• **Written request**
Quote all entries in full, exactly.

• **Given entries**
━━━━━━━━━━━━━━━━
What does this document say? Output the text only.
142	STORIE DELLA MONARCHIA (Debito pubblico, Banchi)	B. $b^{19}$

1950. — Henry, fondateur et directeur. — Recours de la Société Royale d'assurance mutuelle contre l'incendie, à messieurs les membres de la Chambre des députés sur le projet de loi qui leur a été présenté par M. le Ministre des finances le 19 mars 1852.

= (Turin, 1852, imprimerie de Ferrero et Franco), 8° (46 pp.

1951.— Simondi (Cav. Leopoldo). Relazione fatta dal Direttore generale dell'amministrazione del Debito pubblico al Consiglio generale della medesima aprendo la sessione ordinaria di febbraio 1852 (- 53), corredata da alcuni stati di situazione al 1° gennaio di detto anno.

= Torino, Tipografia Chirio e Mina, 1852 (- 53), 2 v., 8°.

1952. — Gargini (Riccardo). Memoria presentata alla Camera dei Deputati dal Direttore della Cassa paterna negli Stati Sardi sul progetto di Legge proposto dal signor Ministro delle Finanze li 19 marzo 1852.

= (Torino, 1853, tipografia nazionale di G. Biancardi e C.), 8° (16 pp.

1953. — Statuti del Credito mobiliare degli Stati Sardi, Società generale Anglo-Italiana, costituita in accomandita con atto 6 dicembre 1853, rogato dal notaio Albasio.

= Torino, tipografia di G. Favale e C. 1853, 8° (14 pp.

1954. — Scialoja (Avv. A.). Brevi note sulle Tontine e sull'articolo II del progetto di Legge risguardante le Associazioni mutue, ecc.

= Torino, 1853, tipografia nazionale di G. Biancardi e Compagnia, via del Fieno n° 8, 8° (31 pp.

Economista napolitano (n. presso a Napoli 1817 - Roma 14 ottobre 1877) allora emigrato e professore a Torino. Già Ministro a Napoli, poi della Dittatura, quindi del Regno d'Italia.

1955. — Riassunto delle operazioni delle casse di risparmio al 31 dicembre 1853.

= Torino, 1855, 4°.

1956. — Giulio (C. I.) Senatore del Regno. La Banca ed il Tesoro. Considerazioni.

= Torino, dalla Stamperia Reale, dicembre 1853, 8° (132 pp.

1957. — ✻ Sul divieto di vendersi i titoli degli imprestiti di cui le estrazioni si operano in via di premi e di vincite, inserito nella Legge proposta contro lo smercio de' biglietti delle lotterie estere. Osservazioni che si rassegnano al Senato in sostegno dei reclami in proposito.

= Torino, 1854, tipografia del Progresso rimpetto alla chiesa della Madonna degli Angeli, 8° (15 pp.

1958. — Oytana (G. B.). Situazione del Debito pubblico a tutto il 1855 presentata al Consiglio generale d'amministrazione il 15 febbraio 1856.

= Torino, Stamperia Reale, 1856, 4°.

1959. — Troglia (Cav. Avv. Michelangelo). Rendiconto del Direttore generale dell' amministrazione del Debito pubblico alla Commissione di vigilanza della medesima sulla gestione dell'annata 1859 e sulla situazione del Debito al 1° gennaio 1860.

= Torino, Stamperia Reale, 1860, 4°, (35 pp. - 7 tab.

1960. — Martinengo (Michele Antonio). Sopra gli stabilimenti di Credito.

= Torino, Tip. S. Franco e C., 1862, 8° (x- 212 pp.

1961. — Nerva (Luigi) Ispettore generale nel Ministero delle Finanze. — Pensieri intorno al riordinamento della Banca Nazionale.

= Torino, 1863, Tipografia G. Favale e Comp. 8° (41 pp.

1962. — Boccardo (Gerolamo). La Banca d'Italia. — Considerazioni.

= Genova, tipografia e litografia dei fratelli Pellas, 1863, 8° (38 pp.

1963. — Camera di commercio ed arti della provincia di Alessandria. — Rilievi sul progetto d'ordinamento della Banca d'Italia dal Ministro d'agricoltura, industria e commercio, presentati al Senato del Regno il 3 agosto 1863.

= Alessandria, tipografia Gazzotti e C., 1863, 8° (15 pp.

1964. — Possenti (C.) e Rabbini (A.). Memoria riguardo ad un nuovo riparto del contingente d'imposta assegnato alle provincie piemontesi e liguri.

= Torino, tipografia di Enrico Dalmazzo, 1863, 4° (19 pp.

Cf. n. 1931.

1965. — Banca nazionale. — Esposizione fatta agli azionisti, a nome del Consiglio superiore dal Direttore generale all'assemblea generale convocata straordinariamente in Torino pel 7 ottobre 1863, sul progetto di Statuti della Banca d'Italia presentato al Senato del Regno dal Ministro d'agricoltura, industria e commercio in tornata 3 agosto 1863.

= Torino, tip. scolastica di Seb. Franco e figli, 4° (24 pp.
━━━━━━━━━━━━━━━━
• **Result below**
What does this document say? Output the text only.
142	STORIE DELLA MONARCHIA (Debito pubblico, Banchi)	B. $b^{19}$

1950. — Henry, fondateur et directeur. — Recours de la Société Royale d'assurance mutuelle contre l'incendie, à messieurs les membres de la Chambre des députés sur le projet de loi qui leur a été présenté par M. le Ministre des finances le 19 mars 1852.

= (Turin, 1852, imprimerie de Ferrero et Franco), 8° (46 pp.

1951.— Simondi (Cav. Leopoldo). Relazione fatta dal Direttore generale dell'amministrazione del Debito pubblico al Consiglio generale della medesima aprendo la sessione ordinaria di febbraio 1852 (- 53), corredata da alcuni stati di situazione al 1° gennaio di detto anno.

= Torino, Tipografia Chirio e Mina, 1852 (- 53), 2 v., 8°.

1952. — Gargini (Riccardo). Memoria presentata alla Camera dei Deputati dal Direttore della Cassa paterna negli Stati Sardi sul progetto di Legge proposto dal signor Ministro delle Finanze li 19 marzo 1852.

= (Torino, 1853, tipografia nazionale di G. Biancardi e C.), 8° (16 pp.

1953. — Statuti del Credito mobiliare degli Stati Sardi, Società generale Anglo-Italiana, costituita in accomandita con atto 6 dicembre 1853, rogato dal notaio Albasio.

= Torino, tipografia di G. Favale e C. 1853, 8° (14 pp.

1954. — Scialoja (Avv. A.). Brevi note sulle Tontine e sull'articolo II del progetto di Legge risguardante le Associazioni mutue, ecc.

= Torino, 1853, tipografia nazionale di G. Biancardi e Compagnia, via del Fieno n° 8, 8° (31 pp.

Economista napolitano (n. presso a Napoli 1817 - Roma 14 ottobre 1877) allora emigrato e professore a Torino. Già Ministro a Napoli, poi della Dittatura, quindi del Regno d'Italia.

1955. — Riassunto delle operazioni delle casse di risparmio al 31 dicembre 1853.

= Torino, 1855, 4°.

1956. — Giulio (C. I.) Senatore del Regno. La Banca ed il Tesoro. Considerazioni.

= Torino, dalla Stamperia Reale, dicembre 1853, 8° (132 pp.

1957. — ✻ Sul divieto di vendersi i titoli degli imprestiti di cui le estrazioni si operano in via di premi e di vincite, inserito nella Legge proposta contro lo smercio de' biglietti delle lotterie estere. Osservazioni che si rassegnano al Senato in sostegno dei reclami in proposito.

= Torino, 1854, tipografia del Progresso rimpetto alla chiesa della Madonna degli Angeli, 8° (15 pp.

1958. — Oytana (G. B.). Situazione del Debito pubblico a tutto il 1855 presentata al Consiglio generale d'amministrazione il 15 febbraio 1856.

= Torino, Stamperia Reale, 1856, 4°.

1959. — Troglia (Cav. Avv. Michelangelo). Rendiconto del Direttore generale dell' amministrazione del Debito pubblico alla Commissione di vigilanza della medesima sulla gestione dell'annata 1859 e sulla situazione del Debito al 1° gennaio 1860.

= Torino, Stamperia Reale, 1860, 4°, (35 pp. - 7 tab.

1960. — Martinengo (Michele Antonio). Sopra gli stabilimenti di Credito.

= Torino, Tip. S. Franco e C., 1862, 8° (x- 212 pp.

1961. — Nerva (Luigi) Ispettore generale nel Ministero delle Finanze. — Pensieri intorno al riordinamento della Banca Nazionale.

= Torino, 1863, Tipografia G. Favale e Comp. 8° (41 pp.

1962. — Boccardo (Gerolamo). La Banca d'Italia. — Considerazioni.

= Genova, tipografia e litografia dei fratelli Pellas, 1863, 8° (38 pp.

1963. — Camera di commercio ed arti della provincia di Alessandria. — Rilievi sul progetto d'ordinamento della Banca d'Italia dal Ministro d'agricoltura, industria e commercio, presentati al Senato del Regno il 3 agosto 1863.

= Alessandria, tipografia Gazzotti e C., 1863, 8° (15 pp.

1964. — Possenti (C.) e Rabbini (A.). Memoria riguardo ad un nuovo riparto del contingente d'imposta assegnato alle provincie piemontesi e liguri.

= Torino, tipografia di Enrico Dalmazzo, 1863, 4° (19 pp.

Cf. n. 1931.

1965. — Banca nazionale. — Esposizione fatta agli azionisti, a nome del Consiglio superiore dal Direttore generale all'assemblea generale convocata straordinariamente in Torino pel 7 ottobre 1863, sul progetto di Statuti della Banca d'Italia presentato al Senato del Regno dal Ministro d'agricoltura, industria e commercio in tornata 3 agosto 1863.

= Torino, tip. scolastica di Seb. Franco e figli, 4° (24 pp.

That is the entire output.